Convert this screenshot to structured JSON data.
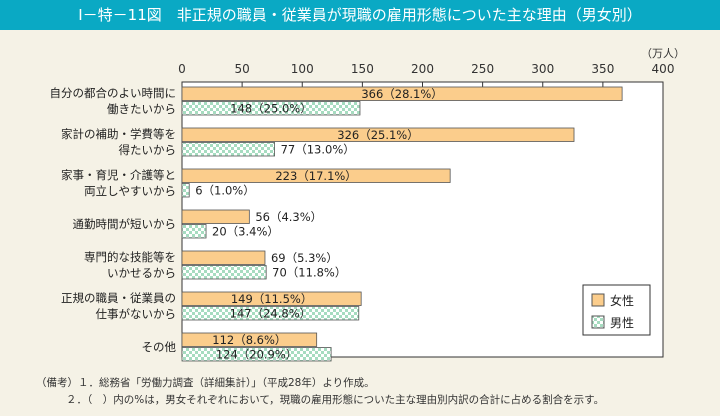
{
  "title": "Ⅰ－特－11図　非正規の職員・従業員が現職の雇用形態についた主な理由（男女別）",
  "notes": [
    "（備考）１．総務省「労働力調査（詳細集計）」（平成28年）より作成。",
    "２．（　）内の%は，男女それぞれにおいて，現職の雇用形態についた主な理由別内訳の合計に占める割合を示す。"
  ],
  "chart_data": {
    "type": "bar",
    "orientation": "horizontal",
    "unit": "（万人）",
    "xlim": [
      0,
      400
    ],
    "xticks": [
      0,
      50,
      100,
      150,
      200,
      250,
      300,
      350,
      400
    ],
    "categories": [
      [
        "自分の都合のよい時間に",
        "働きたいから"
      ],
      [
        "家計の補助・学費等を",
        "得たいから"
      ],
      [
        "家事・育児・介護等と",
        "両立しやすいから"
      ],
      [
        "通勤時間が短いから"
      ],
      [
        "専門的な技能等を",
        "いかせるから"
      ],
      [
        "正規の職員・従業員の",
        "仕事がないから"
      ],
      [
        "その他"
      ]
    ],
    "series": [
      {
        "name": "女性",
        "color": "#fbcd8c",
        "values": [
          366,
          326,
          223,
          56,
          69,
          149,
          112
        ],
        "labels": [
          "366（28.1%）",
          "326（25.1%）",
          "223（17.1%）",
          "56（4.3%）",
          "69（5.3%）",
          "149（11.5%）",
          "112（8.6%）"
        ]
      },
      {
        "name": "男性",
        "color": "#a6dcc0",
        "values": [
          148,
          77,
          6,
          20,
          70,
          147,
          124
        ],
        "labels": [
          "148（25.0%）",
          "77（13.0%）",
          "6（1.0%）",
          "20（3.4%）",
          "70（11.8%）",
          "147（24.8%）",
          "124（20.9%）"
        ]
      }
    ],
    "legend": "bottom-right"
  }
}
______
Stated task
Leave the pictures out and reproduce each record exactly as written.

Answer to this problem
Convert this screenshot to structured JSON data.
{
  "title": "Ⅰ－特－11図　非正規の職員・従業員が現職の雇用形態についた主な理由（男女別）",
  "notes": [
    "（備考）１．総務省「労働力調査（詳細集計）」（平成28年）より作成。",
    "２．（　）内の%は，男女それぞれにおいて，現職の雇用形態についた主な理由別内訳の合計に占める割合を示す。"
  ],
  "chart_data": {
    "type": "bar",
    "orientation": "horizontal",
    "unit": "（万人）",
    "xlim": [
      0,
      400
    ],
    "xticks": [
      0,
      50,
      100,
      150,
      200,
      250,
      300,
      350,
      400
    ],
    "categories": [
      [
        "自分の都合のよい時間に",
        "働きたいから"
      ],
      [
        "家計の補助・学費等を",
        "得たいから"
      ],
      [
        "家事・育児・介護等と",
        "両立しやすいから"
      ],
      [
        "通勤時間が短いから"
      ],
      [
        "専門的な技能等を",
        "いかせるから"
      ],
      [
        "正規の職員・従業員の",
        "仕事がないから"
      ],
      [
        "その他"
      ]
    ],
    "series": [
      {
        "name": "女性",
        "color": "#fbcd8c",
        "values": [
          366,
          326,
          223,
          56,
          69,
          149,
          112
        ],
        "labels": [
          "366（28.1%）",
          "326（25.1%）",
          "223（17.1%）",
          "56（4.3%）",
          "69（5.3%）",
          "149（11.5%）",
          "112（8.6%）"
        ]
      },
      {
        "name": "男性",
        "color": "#a6dcc0",
        "values": [
          148,
          77,
          6,
          20,
          70,
          147,
          124
        ],
        "labels": [
          "148（25.0%）",
          "77（13.0%）",
          "6（1.0%）",
          "20（3.4%）",
          "70（11.8%）",
          "147（24.8%）",
          "124（20.9%）"
        ]
      }
    ],
    "legend": "bottom-right"
  }
}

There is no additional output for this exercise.